## Task statement:
Below is a listing; copy all of it exactly.

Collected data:
================

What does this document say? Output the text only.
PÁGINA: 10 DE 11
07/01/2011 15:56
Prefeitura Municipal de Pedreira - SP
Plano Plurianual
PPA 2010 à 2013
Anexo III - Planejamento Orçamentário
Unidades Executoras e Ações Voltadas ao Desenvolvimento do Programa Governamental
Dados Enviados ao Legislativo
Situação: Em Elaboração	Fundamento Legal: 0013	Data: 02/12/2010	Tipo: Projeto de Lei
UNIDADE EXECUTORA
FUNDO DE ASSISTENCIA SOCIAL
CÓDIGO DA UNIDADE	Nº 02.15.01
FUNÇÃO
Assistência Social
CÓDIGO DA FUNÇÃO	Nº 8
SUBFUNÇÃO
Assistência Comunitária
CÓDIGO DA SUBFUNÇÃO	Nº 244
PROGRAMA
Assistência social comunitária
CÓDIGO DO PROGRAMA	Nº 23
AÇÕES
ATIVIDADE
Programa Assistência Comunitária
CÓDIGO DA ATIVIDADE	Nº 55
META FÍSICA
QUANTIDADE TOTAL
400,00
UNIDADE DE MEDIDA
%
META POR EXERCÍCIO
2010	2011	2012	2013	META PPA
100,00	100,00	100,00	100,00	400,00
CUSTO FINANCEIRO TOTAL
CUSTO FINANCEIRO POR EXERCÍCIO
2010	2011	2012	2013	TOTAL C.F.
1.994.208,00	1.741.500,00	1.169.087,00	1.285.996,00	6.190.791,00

================

## Reply:
What does this document say? Output the text only.
PÁGINA: 10 DE 11
07/01/2011 15:56
Prefeitura Municipal de Pedreira - SP
Plano Plurianual
PPA 2010 à 2013
Anexo III - Planejamento Orçamentário
Unidades Executoras e Ações Voltadas ao Desenvolvimento do Programa Governamental
Dados Enviados ao Legislativo
Situação: Em Elaboração	Fundamento Legal: 0013	Data: 02/12/2010	Tipo: Projeto de Lei
UNIDADE EXECUTORA
FUNDO DE ASSISTENCIA SOCIAL
CÓDIGO DA UNIDADE	Nº 02.15.01
FUNÇÃO
Assistência Social
CÓDIGO DA FUNÇÃO	Nº 8
SUBFUNÇÃO
Assistência Comunitária
CÓDIGO DA SUBFUNÇÃO	Nº 244
PROGRAMA
Assistência social comunitária
CÓDIGO DO PROGRAMA	Nº 23
AÇÕES
ATIVIDADE
Programa Assistência Comunitária
CÓDIGO DA ATIVIDADE	Nº 55
META FÍSICA
QUANTIDADE TOTAL
400,00
UNIDADE DE MEDIDA
%
META POR EXERCÍCIO
2010	2011	2012	2013	META PPA
100,00	100,00	100,00	100,00	400,00
CUSTO FINANCEIRO TOTAL
CUSTO FINANCEIRO POR EXERCÍCIO
2010	2011	2012	2013	TOTAL C.F.
1.994.208,00	1.741.500,00	1.169.087,00	1.285.996,00	6.190.791,00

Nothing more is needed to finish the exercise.